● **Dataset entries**
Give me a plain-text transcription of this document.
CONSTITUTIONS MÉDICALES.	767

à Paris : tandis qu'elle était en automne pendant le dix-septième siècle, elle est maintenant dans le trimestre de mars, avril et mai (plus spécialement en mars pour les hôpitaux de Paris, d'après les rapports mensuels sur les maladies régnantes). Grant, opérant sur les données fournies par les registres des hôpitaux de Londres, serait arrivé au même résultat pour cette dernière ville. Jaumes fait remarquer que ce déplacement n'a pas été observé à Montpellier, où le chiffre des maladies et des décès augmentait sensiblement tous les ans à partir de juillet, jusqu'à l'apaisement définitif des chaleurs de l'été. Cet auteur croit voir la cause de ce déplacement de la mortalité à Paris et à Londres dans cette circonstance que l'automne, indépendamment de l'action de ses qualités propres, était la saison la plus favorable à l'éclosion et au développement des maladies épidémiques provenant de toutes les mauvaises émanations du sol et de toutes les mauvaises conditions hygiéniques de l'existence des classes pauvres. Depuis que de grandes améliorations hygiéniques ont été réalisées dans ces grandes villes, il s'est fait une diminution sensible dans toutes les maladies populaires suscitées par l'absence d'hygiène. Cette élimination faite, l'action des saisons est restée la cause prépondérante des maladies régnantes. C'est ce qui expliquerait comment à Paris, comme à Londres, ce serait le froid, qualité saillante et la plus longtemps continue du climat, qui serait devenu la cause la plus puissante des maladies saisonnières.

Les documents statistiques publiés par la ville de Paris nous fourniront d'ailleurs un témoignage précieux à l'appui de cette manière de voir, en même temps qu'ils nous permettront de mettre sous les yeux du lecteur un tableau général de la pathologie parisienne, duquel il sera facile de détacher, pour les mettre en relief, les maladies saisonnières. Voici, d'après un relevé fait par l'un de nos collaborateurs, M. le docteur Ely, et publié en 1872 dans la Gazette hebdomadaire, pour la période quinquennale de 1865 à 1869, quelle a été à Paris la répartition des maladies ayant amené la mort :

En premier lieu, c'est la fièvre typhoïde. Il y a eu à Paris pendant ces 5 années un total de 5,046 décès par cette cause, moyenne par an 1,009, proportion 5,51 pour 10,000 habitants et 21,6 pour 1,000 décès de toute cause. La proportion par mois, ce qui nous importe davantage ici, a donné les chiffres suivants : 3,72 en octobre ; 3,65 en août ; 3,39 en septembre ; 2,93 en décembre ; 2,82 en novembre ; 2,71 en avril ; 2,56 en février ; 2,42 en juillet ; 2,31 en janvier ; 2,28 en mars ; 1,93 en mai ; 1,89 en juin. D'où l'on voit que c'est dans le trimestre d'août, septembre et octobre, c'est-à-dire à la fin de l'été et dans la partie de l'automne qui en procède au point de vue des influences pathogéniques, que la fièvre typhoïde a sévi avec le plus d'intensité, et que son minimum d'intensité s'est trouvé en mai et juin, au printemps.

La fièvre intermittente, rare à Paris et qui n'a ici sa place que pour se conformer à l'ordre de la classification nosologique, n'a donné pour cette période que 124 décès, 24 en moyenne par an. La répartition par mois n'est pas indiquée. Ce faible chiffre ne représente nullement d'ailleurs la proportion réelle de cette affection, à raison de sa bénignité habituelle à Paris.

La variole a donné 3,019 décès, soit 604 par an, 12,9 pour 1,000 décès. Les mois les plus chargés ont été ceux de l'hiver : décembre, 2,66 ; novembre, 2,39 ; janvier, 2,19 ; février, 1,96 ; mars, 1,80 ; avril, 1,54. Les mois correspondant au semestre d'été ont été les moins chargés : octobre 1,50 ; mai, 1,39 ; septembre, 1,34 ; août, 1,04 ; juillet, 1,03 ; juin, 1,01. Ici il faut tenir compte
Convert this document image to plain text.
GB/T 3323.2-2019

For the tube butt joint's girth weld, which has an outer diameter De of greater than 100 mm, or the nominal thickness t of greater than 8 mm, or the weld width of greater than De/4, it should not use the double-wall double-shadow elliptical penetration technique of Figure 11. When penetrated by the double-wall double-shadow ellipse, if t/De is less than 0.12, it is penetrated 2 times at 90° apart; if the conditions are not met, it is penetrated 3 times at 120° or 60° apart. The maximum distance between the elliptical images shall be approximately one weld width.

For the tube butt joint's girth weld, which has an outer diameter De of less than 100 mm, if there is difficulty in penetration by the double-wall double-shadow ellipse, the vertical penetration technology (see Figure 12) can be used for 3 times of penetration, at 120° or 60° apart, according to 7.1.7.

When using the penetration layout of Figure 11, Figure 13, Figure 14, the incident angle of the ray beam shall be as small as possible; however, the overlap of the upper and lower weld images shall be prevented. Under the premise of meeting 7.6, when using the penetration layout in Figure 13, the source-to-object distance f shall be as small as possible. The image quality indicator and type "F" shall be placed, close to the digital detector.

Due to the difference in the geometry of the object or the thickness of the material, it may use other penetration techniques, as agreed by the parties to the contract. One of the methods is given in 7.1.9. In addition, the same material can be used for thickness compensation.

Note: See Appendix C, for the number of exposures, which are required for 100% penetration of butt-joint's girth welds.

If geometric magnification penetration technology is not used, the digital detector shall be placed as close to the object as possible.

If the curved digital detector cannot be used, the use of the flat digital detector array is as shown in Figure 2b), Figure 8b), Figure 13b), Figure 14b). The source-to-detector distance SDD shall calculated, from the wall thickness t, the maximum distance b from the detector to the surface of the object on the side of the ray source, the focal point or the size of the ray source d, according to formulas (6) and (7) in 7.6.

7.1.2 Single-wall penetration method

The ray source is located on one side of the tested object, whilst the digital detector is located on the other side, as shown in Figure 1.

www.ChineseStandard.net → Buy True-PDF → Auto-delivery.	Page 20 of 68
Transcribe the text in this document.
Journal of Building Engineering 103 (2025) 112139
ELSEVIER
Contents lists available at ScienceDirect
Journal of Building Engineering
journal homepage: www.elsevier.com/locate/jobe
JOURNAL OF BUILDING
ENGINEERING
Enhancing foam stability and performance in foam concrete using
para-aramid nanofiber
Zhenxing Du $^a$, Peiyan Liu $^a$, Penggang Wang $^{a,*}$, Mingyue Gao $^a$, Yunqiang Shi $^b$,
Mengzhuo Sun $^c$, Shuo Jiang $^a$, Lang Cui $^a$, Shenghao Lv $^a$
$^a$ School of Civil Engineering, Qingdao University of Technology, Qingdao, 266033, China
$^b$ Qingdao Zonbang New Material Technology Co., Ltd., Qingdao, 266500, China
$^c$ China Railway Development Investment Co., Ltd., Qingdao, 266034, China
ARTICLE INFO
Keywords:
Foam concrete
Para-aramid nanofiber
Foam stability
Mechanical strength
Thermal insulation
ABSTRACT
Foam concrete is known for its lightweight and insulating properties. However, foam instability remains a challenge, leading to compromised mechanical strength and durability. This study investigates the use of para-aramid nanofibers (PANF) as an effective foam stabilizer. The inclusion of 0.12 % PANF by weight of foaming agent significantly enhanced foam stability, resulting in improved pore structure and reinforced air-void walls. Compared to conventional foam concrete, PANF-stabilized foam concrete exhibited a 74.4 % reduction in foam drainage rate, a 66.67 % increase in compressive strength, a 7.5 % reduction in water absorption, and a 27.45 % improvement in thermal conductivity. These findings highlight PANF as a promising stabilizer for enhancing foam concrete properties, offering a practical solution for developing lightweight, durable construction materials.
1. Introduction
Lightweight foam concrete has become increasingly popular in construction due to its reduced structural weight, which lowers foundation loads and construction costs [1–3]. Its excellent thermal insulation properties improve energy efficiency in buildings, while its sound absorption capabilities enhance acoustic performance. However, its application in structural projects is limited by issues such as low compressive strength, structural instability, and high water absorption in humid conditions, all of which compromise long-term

● **GIVEN INSTRUCTION**
Using the material above, gather every line that includes "outer".

● **EXERCISE ANSWER**
For the tube butt joint's girth weld, which has an outer diameter De of greater than 100 mm, or the nominal thickness t of greater than 8 mm, or the weld width of greater than De/4, it should not use the double-wall double-shadow elliptical penetration technique of Figure 11. When penetrated by the double-wall double-shadow ellipse, if t/De is less than 0.12, it is penetrated 2 times at 90° apart; if the conditions are not met, it is penetrated 3 times at 120° or 60° apart. The maximum distance between the elliptical images shall be approximately one weld width.
For the tube butt joint's girth weld, which has an outer diameter De of less than 100 mm, if there is difficulty in penetration by the double-wall double-shadow ellipse, the vertical penetration technology (see Figure 12) can be used for 3 times of penetration, at 120° or 60° apart, according to 7.1.7.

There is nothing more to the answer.